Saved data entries
────────

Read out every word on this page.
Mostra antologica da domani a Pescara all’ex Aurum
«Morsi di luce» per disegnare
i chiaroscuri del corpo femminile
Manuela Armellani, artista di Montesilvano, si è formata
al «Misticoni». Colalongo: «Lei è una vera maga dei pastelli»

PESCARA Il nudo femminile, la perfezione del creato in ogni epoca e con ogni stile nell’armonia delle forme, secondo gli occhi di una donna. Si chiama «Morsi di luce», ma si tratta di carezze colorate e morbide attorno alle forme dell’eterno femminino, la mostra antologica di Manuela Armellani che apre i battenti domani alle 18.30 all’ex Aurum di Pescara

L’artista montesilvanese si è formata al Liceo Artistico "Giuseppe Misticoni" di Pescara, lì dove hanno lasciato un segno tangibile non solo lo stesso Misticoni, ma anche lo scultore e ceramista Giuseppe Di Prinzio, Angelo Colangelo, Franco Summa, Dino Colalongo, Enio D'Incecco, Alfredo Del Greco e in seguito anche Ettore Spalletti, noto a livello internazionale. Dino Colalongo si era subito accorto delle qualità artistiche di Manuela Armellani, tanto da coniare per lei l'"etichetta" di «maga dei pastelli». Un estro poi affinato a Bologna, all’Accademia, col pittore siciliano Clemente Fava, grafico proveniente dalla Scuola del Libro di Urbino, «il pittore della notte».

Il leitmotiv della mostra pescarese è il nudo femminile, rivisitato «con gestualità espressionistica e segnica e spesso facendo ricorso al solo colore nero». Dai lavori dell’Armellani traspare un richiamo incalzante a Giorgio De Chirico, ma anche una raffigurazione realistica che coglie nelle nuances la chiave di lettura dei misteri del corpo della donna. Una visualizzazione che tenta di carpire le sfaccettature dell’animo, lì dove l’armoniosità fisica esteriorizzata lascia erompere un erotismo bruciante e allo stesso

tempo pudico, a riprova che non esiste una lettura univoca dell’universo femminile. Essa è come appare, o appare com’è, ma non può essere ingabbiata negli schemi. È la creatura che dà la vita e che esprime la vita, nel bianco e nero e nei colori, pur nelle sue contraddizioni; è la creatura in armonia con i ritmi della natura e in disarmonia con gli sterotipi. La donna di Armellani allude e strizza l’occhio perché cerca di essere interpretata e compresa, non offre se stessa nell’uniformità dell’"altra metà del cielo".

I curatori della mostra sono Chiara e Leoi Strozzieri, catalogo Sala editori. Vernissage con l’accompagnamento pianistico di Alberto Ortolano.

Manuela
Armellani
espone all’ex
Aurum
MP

────────

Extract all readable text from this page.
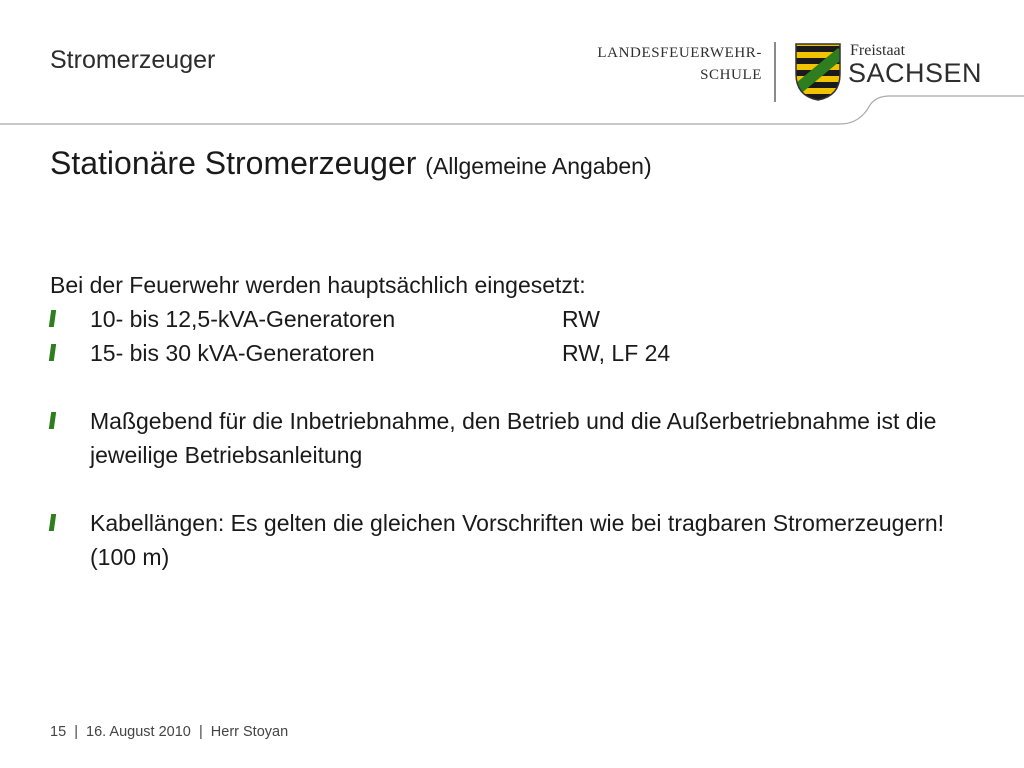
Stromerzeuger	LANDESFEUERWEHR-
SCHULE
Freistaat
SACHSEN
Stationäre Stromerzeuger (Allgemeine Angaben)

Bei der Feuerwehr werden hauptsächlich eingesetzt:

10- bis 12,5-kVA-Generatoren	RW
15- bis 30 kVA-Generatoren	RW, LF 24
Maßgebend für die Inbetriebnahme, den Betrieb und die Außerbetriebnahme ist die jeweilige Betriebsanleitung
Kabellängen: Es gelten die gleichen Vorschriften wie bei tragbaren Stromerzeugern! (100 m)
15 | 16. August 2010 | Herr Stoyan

────────

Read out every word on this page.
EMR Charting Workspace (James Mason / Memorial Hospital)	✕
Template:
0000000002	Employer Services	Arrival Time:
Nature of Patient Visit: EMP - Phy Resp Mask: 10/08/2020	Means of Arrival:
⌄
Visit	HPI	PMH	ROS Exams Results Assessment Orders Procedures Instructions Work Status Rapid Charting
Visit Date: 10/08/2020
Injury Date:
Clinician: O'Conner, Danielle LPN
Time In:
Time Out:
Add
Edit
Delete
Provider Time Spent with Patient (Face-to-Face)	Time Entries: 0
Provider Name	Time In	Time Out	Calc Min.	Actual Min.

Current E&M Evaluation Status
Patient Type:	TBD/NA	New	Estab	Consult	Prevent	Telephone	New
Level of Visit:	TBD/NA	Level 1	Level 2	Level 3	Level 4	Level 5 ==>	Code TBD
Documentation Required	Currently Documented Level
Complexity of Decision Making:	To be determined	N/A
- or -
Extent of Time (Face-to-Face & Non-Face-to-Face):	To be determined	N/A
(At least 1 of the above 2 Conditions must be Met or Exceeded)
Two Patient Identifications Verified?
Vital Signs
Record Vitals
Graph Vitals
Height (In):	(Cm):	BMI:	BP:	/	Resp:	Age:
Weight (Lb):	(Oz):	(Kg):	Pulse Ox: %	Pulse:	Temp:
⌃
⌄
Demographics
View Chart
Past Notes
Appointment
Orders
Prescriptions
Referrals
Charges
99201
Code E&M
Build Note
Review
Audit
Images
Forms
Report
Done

────────

**EXERCISE DESCRIPTION**.
Identify each line in the entries with the word "Morsi" and copy it.

**ANSWER FOR THIS EXERCISE**.
«Morsi di luce» per disegnare
PESCARA Il nudo femminile, la perfezione del creato in ogni epoca e con ogni stile nell’armonia delle forme, secondo gli occhi di una donna. Si chiama «Morsi di luce», ma si tratta di carezze colorate e morbide attorno alle forme dell’eterno femminino, la mostra antologica di Manuela Armellani che apre i battenti domani alle 18.30 all’ex Aurum di Pescara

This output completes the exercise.